**What is being asked**
Using the data below, gather each line that includes the word "pública".

══════════

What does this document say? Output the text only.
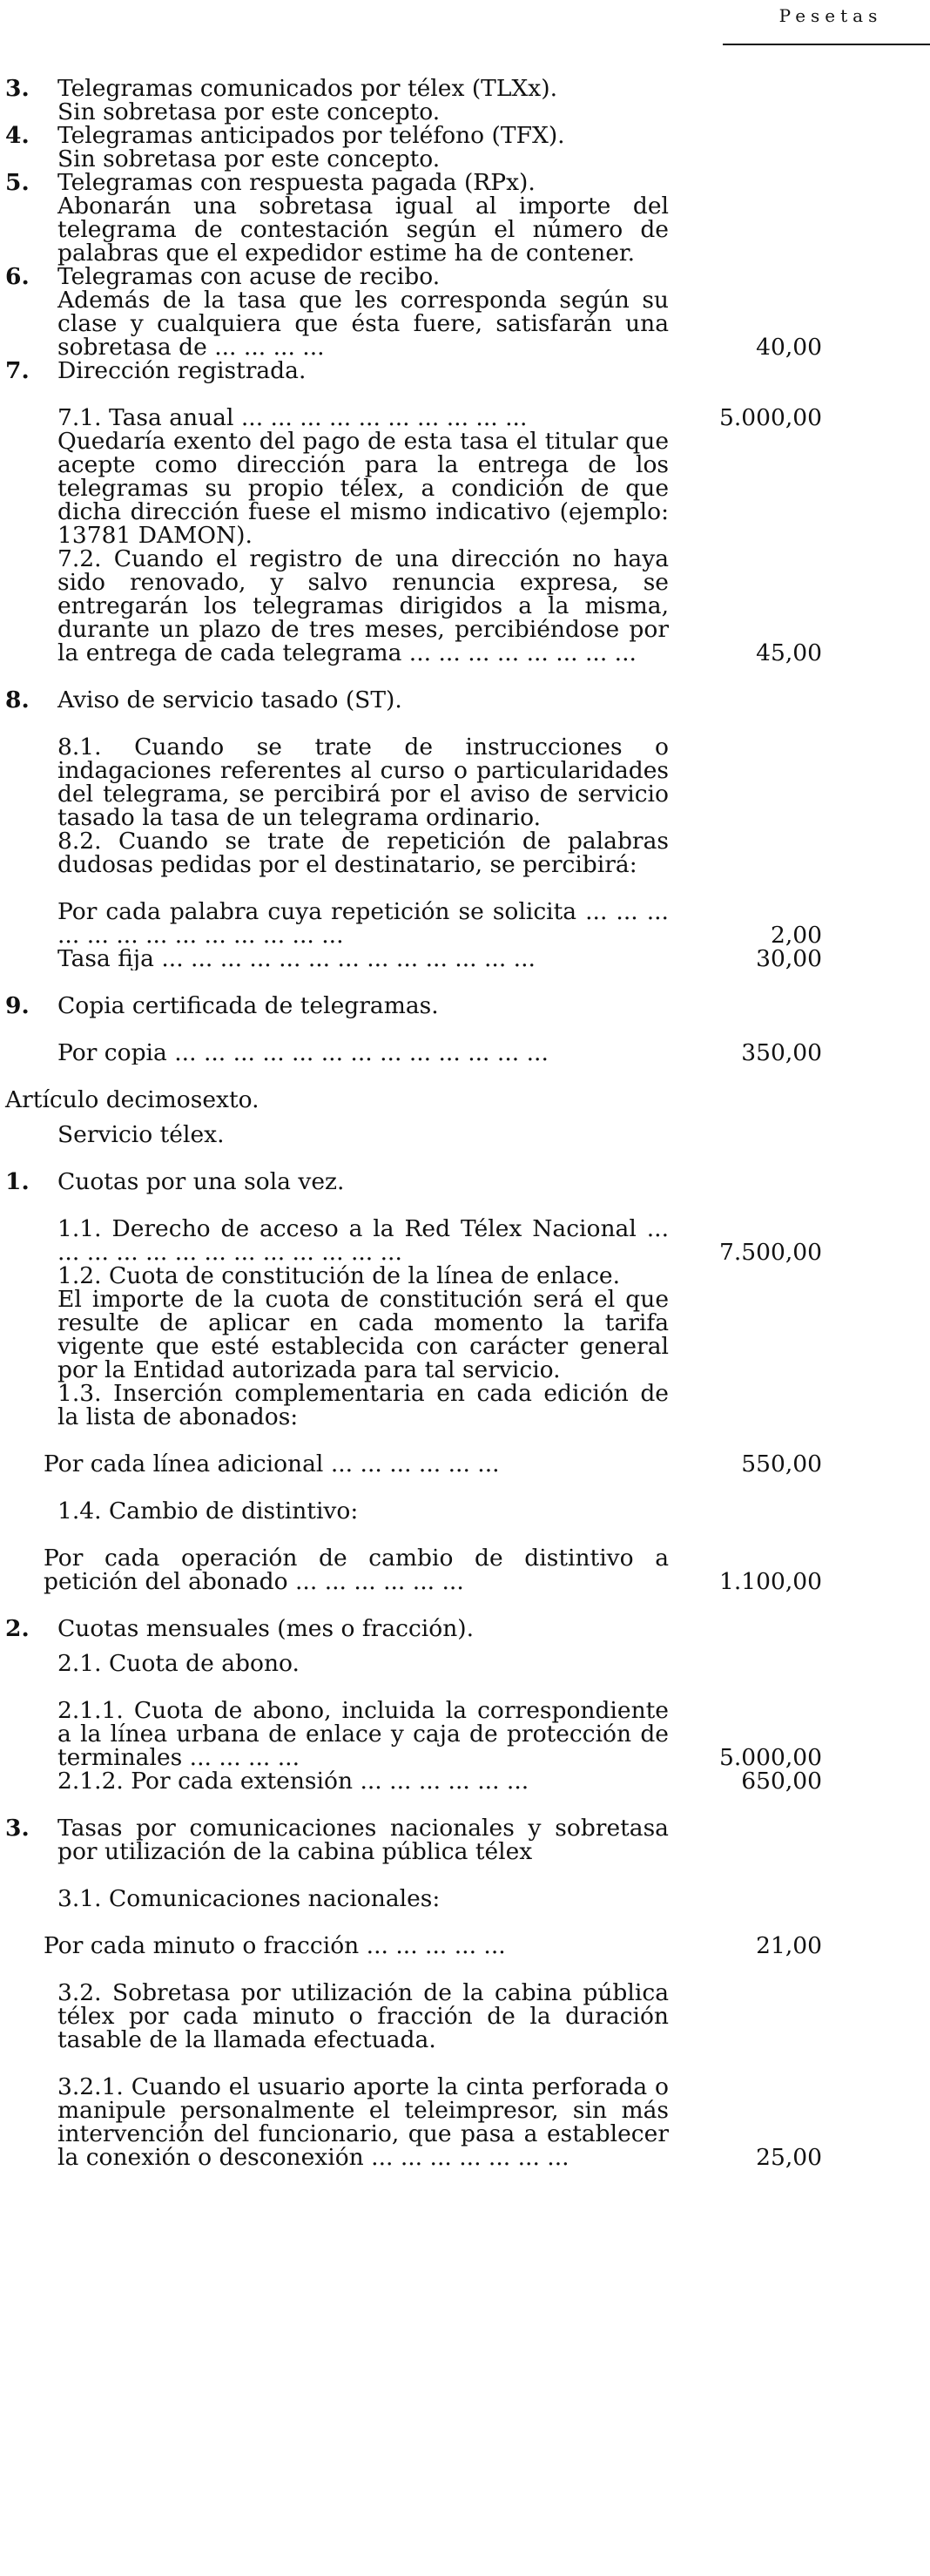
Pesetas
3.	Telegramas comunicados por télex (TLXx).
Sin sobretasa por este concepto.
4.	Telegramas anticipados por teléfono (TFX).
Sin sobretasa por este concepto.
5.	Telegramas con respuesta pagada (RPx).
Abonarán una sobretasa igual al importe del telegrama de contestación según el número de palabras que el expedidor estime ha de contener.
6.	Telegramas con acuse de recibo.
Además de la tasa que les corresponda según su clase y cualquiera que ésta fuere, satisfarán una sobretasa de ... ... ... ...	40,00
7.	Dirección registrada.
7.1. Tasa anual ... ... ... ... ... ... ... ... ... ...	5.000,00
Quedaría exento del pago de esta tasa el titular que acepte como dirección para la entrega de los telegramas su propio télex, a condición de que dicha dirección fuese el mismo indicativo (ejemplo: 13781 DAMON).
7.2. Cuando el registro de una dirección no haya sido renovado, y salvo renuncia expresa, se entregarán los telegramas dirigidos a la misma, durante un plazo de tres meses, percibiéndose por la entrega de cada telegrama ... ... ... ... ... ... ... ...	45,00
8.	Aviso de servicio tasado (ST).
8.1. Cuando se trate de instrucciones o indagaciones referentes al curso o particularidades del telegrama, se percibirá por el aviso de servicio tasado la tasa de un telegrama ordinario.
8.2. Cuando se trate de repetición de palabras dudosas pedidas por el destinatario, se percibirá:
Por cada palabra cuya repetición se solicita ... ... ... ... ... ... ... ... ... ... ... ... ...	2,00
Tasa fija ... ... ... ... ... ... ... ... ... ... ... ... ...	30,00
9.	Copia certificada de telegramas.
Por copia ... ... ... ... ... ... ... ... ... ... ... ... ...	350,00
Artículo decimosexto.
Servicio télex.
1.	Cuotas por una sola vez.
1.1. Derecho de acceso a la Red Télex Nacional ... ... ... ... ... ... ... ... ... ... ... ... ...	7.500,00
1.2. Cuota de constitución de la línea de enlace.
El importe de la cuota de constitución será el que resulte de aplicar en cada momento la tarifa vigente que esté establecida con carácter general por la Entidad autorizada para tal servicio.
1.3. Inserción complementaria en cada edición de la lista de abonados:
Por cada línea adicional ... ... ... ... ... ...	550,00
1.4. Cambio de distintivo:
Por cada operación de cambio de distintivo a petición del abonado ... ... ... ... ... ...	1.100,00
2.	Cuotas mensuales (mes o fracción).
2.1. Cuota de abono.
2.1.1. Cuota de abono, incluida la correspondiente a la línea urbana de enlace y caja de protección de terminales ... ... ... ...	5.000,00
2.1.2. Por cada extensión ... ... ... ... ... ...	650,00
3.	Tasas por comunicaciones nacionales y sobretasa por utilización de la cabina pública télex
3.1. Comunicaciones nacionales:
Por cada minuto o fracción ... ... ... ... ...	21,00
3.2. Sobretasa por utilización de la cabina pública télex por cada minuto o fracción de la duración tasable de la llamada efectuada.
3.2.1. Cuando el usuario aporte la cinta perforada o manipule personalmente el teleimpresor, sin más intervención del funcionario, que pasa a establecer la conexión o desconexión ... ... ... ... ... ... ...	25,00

══════════

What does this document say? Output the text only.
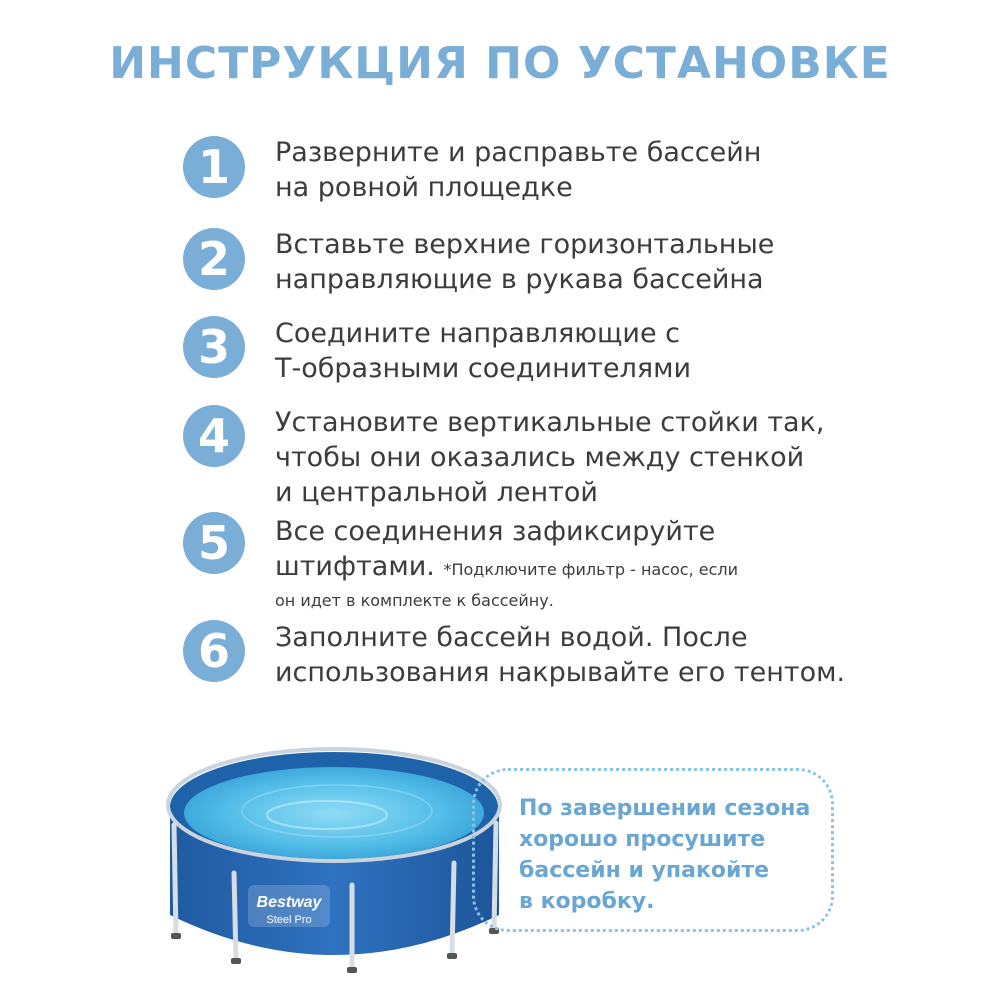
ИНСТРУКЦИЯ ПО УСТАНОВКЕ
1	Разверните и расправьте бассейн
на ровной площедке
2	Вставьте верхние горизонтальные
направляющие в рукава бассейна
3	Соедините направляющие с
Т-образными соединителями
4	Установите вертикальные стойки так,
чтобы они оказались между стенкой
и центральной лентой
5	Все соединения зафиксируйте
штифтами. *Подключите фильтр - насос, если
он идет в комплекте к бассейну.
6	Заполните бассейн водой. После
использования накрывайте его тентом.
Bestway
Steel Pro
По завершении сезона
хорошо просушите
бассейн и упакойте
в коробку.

══════════

**Exercise solution**
3.	Tasas por comunicaciones nacionales y sobretasa por utilización de la cabina pública télex
3.2. Sobretasa por utilización de la cabina pública télex por cada minuto o fracción de la duración tasable de la llamada efectuada.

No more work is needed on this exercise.